Work to complete: The records below are split into lines. How many of those lines contain the string "Витяг"? Reply with the number only.

Data supplied:
------------------------------------------------------------
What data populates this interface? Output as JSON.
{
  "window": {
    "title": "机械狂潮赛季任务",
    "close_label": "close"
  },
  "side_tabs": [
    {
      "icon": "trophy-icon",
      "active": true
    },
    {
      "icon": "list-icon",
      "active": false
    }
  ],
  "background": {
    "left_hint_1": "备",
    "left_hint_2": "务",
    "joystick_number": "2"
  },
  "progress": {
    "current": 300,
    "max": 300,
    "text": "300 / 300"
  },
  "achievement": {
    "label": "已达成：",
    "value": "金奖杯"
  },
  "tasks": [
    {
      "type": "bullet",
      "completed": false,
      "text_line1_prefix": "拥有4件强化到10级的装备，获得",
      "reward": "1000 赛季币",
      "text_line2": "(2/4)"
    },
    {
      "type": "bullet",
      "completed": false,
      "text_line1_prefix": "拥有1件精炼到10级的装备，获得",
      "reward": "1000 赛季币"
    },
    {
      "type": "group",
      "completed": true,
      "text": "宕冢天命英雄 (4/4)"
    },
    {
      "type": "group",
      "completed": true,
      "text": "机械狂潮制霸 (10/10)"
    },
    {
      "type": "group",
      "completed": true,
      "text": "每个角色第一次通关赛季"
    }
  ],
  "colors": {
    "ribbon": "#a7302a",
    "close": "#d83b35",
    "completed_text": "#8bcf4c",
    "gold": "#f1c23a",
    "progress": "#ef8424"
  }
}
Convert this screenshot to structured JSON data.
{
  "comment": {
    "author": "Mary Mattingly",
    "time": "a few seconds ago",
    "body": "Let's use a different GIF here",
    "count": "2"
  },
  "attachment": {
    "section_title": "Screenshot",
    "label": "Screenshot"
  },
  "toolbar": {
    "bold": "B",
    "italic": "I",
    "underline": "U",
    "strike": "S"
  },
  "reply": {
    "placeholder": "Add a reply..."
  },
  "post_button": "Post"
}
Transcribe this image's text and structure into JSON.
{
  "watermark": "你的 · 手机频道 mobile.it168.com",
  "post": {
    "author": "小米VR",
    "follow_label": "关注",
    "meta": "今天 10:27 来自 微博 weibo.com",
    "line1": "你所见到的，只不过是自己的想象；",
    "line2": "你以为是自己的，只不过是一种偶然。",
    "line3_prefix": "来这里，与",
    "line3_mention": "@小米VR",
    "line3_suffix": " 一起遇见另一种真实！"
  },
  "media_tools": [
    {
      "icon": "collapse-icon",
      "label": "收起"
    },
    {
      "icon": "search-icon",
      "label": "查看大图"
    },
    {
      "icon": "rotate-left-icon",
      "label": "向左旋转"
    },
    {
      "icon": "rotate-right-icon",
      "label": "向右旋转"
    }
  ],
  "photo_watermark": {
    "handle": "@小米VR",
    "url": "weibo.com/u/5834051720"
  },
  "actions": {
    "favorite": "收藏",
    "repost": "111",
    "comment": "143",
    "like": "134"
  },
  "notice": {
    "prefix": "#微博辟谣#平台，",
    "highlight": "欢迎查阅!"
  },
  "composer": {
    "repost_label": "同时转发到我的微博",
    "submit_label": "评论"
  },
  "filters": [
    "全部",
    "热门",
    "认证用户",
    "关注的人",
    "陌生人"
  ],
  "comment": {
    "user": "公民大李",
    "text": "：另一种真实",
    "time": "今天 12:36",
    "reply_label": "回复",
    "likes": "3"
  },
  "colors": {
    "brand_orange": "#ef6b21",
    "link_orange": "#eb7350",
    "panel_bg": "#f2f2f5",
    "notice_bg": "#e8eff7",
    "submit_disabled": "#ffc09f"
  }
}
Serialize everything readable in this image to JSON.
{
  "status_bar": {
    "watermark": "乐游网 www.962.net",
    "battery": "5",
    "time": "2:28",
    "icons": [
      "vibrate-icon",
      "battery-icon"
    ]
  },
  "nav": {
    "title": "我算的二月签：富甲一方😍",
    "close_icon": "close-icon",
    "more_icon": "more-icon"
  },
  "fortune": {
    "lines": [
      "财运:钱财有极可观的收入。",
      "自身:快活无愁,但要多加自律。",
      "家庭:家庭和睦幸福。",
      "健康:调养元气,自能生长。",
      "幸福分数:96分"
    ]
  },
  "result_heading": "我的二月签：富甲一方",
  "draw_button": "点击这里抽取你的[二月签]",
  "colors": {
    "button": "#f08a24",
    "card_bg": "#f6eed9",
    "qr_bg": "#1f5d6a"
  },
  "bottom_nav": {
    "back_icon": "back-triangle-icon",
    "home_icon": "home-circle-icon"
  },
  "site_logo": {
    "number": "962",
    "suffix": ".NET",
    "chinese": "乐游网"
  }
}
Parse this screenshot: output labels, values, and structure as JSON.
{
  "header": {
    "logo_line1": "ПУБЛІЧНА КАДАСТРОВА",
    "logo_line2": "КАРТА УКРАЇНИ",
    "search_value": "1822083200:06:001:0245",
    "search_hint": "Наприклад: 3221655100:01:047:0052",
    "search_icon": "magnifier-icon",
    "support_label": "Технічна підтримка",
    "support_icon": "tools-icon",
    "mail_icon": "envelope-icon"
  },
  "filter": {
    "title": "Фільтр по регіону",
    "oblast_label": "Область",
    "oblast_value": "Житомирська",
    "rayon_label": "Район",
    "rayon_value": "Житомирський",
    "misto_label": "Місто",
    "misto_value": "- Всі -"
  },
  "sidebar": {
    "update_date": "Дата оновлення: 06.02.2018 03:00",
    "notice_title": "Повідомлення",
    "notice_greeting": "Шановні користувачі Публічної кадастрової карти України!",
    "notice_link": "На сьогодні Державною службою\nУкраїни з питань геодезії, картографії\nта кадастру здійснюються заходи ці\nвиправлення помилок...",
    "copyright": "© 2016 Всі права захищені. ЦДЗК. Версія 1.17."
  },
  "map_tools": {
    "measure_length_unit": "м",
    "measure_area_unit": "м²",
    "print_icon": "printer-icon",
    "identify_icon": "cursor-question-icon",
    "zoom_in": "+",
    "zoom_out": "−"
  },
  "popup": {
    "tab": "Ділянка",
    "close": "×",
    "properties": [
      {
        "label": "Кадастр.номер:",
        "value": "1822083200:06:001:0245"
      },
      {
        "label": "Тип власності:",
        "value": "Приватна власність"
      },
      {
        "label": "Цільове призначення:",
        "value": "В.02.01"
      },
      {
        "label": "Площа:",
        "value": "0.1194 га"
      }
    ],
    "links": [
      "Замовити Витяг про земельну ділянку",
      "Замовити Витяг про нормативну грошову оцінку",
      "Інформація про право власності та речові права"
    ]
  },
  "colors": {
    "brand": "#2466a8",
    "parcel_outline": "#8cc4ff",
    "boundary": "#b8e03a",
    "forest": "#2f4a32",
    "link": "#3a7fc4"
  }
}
------------------------------------------------------------
Written answer: 2